Car warranty provider Warrantywise has named the UK’s ten most unreliable cars, with the last-generation Range Rover ranking last due to the SUV’s high repair frequency and high repair costs.
Warrantywise, which is also one of The Car Expert’s commercial partners, collected the data from 131,000 policyholders on vehicles up to ten years old – excluding very low volume models.
The data is then used to generate a reliability score for each car, and the cars are then ranked in the Warrantywise reliability index. Ranking these scores highlights what the company describes as the “problematic nature of luxury cars”, despite their high price tags.
As expensive models from the likes of Land Rover, Porsche, Bentley, BMW and Audi appear in the report’s ten-car unreliability list, Warrantywise CEO Lawrence Whittaker says that the general misconception that the more you pay, the more reliable the car will be, should be questioned by UK buyers.
“The opinion that they should be very reliable, for the price that customers pay for them, is quite a popular one, and this evaluation of our data is helpful for us to guide customers the right way when wanting to make a large purchase on a luxury car, like a Porsche.”
The ten most unreliable cars on UK roads
Model | Highest repair cost | Reliability score |
Range Rover | £23,890 | 20 |
BMW M3 | £12,115 | 21 |
Range Rover Sport | £22,358 | 23 |
Porsche Panamera | £10,785 | 23 |
BMW X6 | £9,613 | 24 |
Porsche Cayenne | £6,360 | 25 |
Audi Q7 | £8,719 | 26 |
Bentley Continental GT | £6,227 | 29 |
Mazda CX-5 | £5,777 | 30 |
BMW M5 | £10,129 | 31 |
The report includes the highest repair fee that Warrantywise has paid out to policyholders that drive these cars, as well as a reliability score that is generated by the frequency of repair claims and how expensive these claims usually are.

Actions to take:
1. In the car reliability article, how many policyholders did Warrantywise collect its data from?
2. Pick up the article on the UK's most unreliable cars and continue it after its last sentence.

Information supplied:
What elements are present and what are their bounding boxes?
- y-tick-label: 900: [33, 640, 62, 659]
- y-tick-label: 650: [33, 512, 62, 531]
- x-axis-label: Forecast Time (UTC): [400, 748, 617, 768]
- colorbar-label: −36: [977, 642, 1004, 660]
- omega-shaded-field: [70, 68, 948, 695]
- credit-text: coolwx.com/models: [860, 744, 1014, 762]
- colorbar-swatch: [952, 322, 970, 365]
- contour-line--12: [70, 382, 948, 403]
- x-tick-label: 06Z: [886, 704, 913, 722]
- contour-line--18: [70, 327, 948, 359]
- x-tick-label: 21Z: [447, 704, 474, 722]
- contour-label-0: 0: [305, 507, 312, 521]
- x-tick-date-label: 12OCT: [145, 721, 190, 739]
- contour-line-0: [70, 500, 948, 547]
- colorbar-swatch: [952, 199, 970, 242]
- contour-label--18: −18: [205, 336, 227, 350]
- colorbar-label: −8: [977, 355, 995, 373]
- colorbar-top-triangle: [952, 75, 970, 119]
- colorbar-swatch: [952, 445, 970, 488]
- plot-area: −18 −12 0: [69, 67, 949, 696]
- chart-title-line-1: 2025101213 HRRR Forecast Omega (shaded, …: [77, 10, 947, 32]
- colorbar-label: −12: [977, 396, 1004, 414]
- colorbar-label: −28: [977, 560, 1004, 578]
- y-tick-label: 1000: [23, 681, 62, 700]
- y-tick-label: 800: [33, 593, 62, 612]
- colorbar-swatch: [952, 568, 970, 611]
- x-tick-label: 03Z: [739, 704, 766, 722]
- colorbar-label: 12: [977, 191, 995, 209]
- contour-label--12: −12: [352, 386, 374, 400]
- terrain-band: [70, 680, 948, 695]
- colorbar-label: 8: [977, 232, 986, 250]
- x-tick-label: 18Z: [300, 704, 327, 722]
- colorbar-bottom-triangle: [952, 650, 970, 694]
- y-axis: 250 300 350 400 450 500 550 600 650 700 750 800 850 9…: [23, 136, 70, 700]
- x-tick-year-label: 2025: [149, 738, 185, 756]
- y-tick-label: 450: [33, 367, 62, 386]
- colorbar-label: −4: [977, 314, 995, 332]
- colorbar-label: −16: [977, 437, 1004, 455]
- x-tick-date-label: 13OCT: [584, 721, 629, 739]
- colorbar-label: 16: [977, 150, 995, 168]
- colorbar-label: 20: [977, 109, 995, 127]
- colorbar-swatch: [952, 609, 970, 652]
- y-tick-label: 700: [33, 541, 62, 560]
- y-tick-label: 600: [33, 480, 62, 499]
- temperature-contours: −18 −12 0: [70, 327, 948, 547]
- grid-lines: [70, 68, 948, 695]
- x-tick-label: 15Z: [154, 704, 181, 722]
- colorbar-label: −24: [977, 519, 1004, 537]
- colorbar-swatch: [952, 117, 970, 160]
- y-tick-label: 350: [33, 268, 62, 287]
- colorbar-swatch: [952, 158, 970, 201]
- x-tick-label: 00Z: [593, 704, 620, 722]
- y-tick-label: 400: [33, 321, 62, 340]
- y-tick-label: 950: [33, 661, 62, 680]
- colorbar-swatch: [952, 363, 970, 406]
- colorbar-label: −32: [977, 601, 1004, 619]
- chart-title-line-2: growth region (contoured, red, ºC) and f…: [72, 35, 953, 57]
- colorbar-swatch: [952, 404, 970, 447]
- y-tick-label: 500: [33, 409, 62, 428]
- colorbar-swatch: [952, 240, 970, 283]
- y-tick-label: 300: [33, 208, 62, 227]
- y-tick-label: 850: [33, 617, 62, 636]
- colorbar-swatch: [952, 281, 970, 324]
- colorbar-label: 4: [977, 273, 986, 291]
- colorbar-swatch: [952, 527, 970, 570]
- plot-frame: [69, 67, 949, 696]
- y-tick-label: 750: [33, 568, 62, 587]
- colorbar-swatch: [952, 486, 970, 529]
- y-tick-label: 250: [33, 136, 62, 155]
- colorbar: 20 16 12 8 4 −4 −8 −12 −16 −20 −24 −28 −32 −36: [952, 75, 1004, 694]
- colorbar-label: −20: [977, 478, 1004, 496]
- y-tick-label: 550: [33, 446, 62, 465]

Outputs by task:
1. 131,000 policyholders.

2.
Inevitably, as the data goes back up to ten years, some of the model names above may cross generations as all ten of the cars listed above had model changes within the last decade. However, Warrantywise was unequivocal that the wooden spoon specifically goes to the last-generation Range Rover.
Long known for potential reliability issues, it’s no surprise to see two Land Rover models appear in the list’s top three (or bottom three, depending on which way you look at it). This correlates with other reliability surveys and reports conducted over the years, as well as The Car Expert’s own data provided for our Expert Rating Index by MotorEasy.
In fact, the Warrantywise ratings for all ten of the cars above correlate strongly with our own data from MotorEasy, which reinforces the findings in this report.
Nine of the ten worst cars in Warrantywise’s index come from ‘premium’ brands, with three BMWs, two Land Rovers, two Porsches, a Bentley and an Audi. Only the Mazda CX-5 can really be considered as a car from a ‘mainstream’ car company.